▸ Data excerpts
-.-.-

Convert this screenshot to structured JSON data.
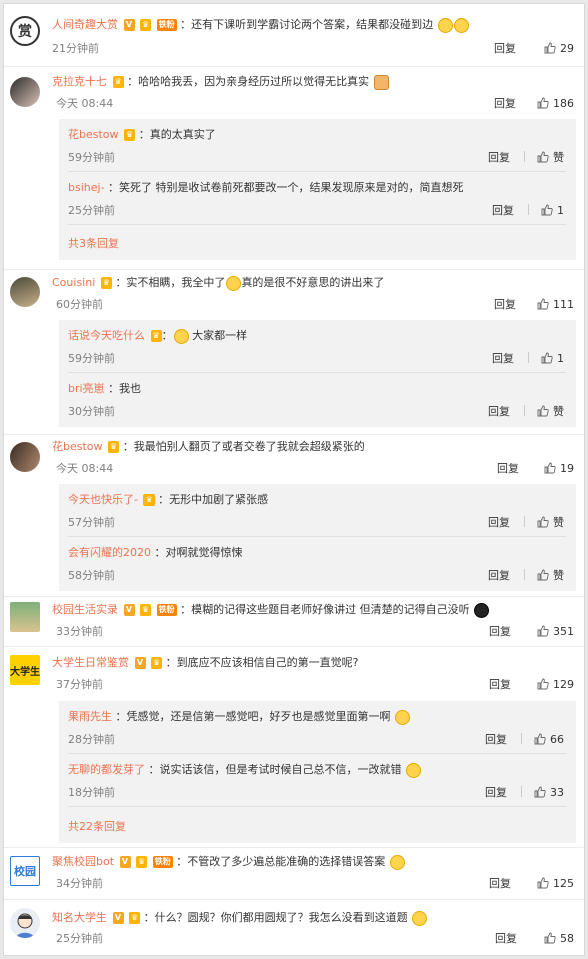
{
  "comments": [
    {
      "user": "人间奇趣大赏",
      "badges": [
        "V",
        "crown",
        "铁粉"
      ],
      "text": "：还有下课听到学霸讨论两个答案，结果都没碰到边",
      "time": "21分钟前",
      "reply": "回复",
      "likes": "29"
    },
    {
      "user": "克拉克十七",
      "badges": [
        "crown"
      ],
      "text": "：哈哈哈我丢，因为亲身经历过所以觉得无比真实",
      "time": "今天 08:44",
      "reply": "回复",
      "likes": "186",
      "replies": [
        {
          "user": "花bestow",
          "text": "：真的太真实了",
          "time": "59分钟前",
          "reply": "回复",
          "likes": "赞"
        },
        {
          "user": "bsihej-",
          "text": "：笑死了 特别是收试卷前死都要改一个，结果发现原来是对的，简直想死",
          "time": "25分钟前",
          "reply": "回复",
          "likes": "1"
        }
      ],
      "more": "共3条回复"
    },
    {
      "user": "Couisini",
      "badges": [
        "crown"
      ],
      "text": "：实不相瞒，我全中了",
      "text2": "真的是很不好意思的讲出来了",
      "time": "60分钟前",
      "reply": "回复",
      "likes": "111",
      "replies": [
        {
          "user": "话说今天吃什么",
          "text": "大家都一样",
          "time": "59分钟前",
          "reply": "回复",
          "likes": "1"
        },
        {
          "user": "bri亮崽",
          "text": "：我也",
          "time": "30分钟前",
          "reply": "回复",
          "likes": "赞"
        }
      ]
    },
    {
      "user": "花bestow",
      "badges": [
        "crown"
      ],
      "text": "：我最怕别人翻页了或者交卷了我就会超级紧张的",
      "time": "今天 08:44",
      "reply": "回复",
      "likes": "19",
      "replies": [
        {
          "user": "今天也快乐了-",
          "text": "：无形中加剧了紧张感",
          "time": "57分钟前",
          "reply": "回复",
          "likes": "赞"
        },
        {
          "user": "会有闪耀的2020",
          "text": "：对啊就觉得惊悚",
          "time": "58分钟前",
          "reply": "回复",
          "likes": "赞"
        }
      ]
    },
    {
      "user": "校园生活实录",
      "badges": [
        "V",
        "crown",
        "铁粉"
      ],
      "text": "：模糊的记得这些题目老师好像讲过 但清楚的记得自己没听",
      "time": "33分钟前",
      "reply": "回复",
      "likes": "351"
    },
    {
      "user": "大学生日常鉴赏",
      "badges": [
        "V",
        "crown"
      ],
      "text": "：到底应不应该相信自己的第一直觉呢?",
      "time": "37分钟前",
      "reply": "回复",
      "likes": "129",
      "avatar_text": "大学生",
      "replies": [
        {
          "user": "果雨先生",
          "text": "：凭感觉，还是信第一感觉吧，好歹也是感觉里面第一啊",
          "time": "28分钟前",
          "reply": "回复",
          "likes": "66"
        },
        {
          "user": "无聊的都发芽了",
          "text": "：说实话该信，但是考试时候自己总不信，一改就错",
          "time": "18分钟前",
          "reply": "回复",
          "likes": "33"
        }
      ],
      "more": "共22条回复"
    },
    {
      "user": "聚焦校园bot",
      "badges": [
        "V",
        "crown",
        "铁粉"
      ],
      "text": "：不管改了多少遍总能准确的选择错误答案",
      "time": "34分钟前",
      "reply": "回复",
      "likes": "125",
      "avatar_text": "校园"
    },
    {
      "user": "知名大学生",
      "badges": [
        "V",
        "crown"
      ],
      "text": "：什么？圆规？你们都用圆规了？我怎么没看到这道题",
      "time": "25分钟前",
      "reply": "回复",
      "likes": "58"
    }
  ],
  "colors": {
    "username": "#eb7350",
    "time": "#808080",
    "reply_bg": "#f2f2f2",
    "vip_badge": "#ff8200"
  },
  "icons": {
    "thumb": "thumbs-up-icon",
    "crown": "vip-crown-icon",
    "verified": "verified-v-icon"
  }
}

-.-.-

Quote the data above in full and without alteration; skip the pictures.

▸ Complete answer
Convert this screenshot to structured JSON data.
{
  "comments": [
    {
      "user": "人间奇趣大赏",
      "badges": [
        "V",
        "crown",
        "铁粉"
      ],
      "text": "：还有下课听到学霸讨论两个答案，结果都没碰到边",
      "time": "21分钟前",
      "reply": "回复",
      "likes": "29"
    },
    {
      "user": "克拉克十七",
      "badges": [
        "crown"
      ],
      "text": "：哈哈哈我丢，因为亲身经历过所以觉得无比真实",
      "time": "今天 08:44",
      "reply": "回复",
      "likes": "186",
      "replies": [
        {
          "user": "花bestow",
          "text": "：真的太真实了",
          "time": "59分钟前",
          "reply": "回复",
          "likes": "赞"
        },
        {
          "user": "bsihej-",
          "text": "：笑死了 特别是收试卷前死都要改一个，结果发现原来是对的，简直想死",
          "time": "25分钟前",
          "reply": "回复",
          "likes": "1"
        }
      ],
      "more": "共3条回复"
    },
    {
      "user": "Couisini",
      "badges": [
        "crown"
      ],
      "text": "：实不相瞒，我全中了",
      "text2": "真的是很不好意思的讲出来了",
      "time": "60分钟前",
      "reply": "回复",
      "likes": "111",
      "replies": [
        {
          "user": "话说今天吃什么",
          "text": "大家都一样",
          "time": "59分钟前",
          "reply": "回复",
          "likes": "1"
        },
        {
          "user": "bri亮崽",
          "text": "：我也",
          "time": "30分钟前",
          "reply": "回复",
          "likes": "赞"
        }
      ]
    },
    {
      "user": "花bestow",
      "badges": [
        "crown"
      ],
      "text": "：我最怕别人翻页了或者交卷了我就会超级紧张的",
      "time": "今天 08:44",
      "reply": "回复",
      "likes": "19",
      "replies": [
        {
          "user": "今天也快乐了-",
          "text": "：无形中加剧了紧张感",
          "time": "57分钟前",
          "reply": "回复",
          "likes": "赞"
        },
        {
          "user": "会有闪耀的2020",
          "text": "：对啊就觉得惊悚",
          "time": "58分钟前",
          "reply": "回复",
          "likes": "赞"
        }
      ]
    },
    {
      "user": "校园生活实录",
      "badges": [
        "V",
        "crown",
        "铁粉"
      ],
      "text": "：模糊的记得这些题目老师好像讲过 但清楚的记得自己没听",
      "time": "33分钟前",
      "reply": "回复",
      "likes": "351"
    },
    {
      "user": "大学生日常鉴赏",
      "badges": [
        "V",
        "crown"
      ],
      "text": "：到底应不应该相信自己的第一直觉呢?",
      "time": "37分钟前",
      "reply": "回复",
      "likes": "129",
      "avatar_text": "大学生",
      "replies": [
        {
          "user": "果雨先生",
          "text": "：凭感觉，还是信第一感觉吧，好歹也是感觉里面第一啊",
          "time": "28分钟前",
          "reply": "回复",
          "likes": "66"
        },
        {
          "user": "无聊的都发芽了",
          "text": "：说实话该信，但是考试时候自己总不信，一改就错",
          "time": "18分钟前",
          "reply": "回复",
          "likes": "33"
        }
      ],
      "more": "共22条回复"
    },
    {
      "user": "聚焦校园bot",
      "badges": [
        "V",
        "crown",
        "铁粉"
      ],
      "text": "：不管改了多少遍总能准确的选择错误答案",
      "time": "34分钟前",
      "reply": "回复",
      "likes": "125",
      "avatar_text": "校园"
    },
    {
      "user": "知名大学生",
      "badges": [
        "V",
        "crown"
      ],
      "text": "：什么？圆规？你们都用圆规了？我怎么没看到这道题",
      "time": "25分钟前",
      "reply": "回复",
      "likes": "58"
    }
  ],
  "colors": {
    "username": "#eb7350",
    "time": "#808080",
    "reply_bg": "#f2f2f2",
    "vip_badge": "#ff8200"
  },
  "icons": {
    "thumb": "thumbs-up-icon",
    "crown": "vip-crown-icon",
    "verified": "verified-v-icon"
  }
}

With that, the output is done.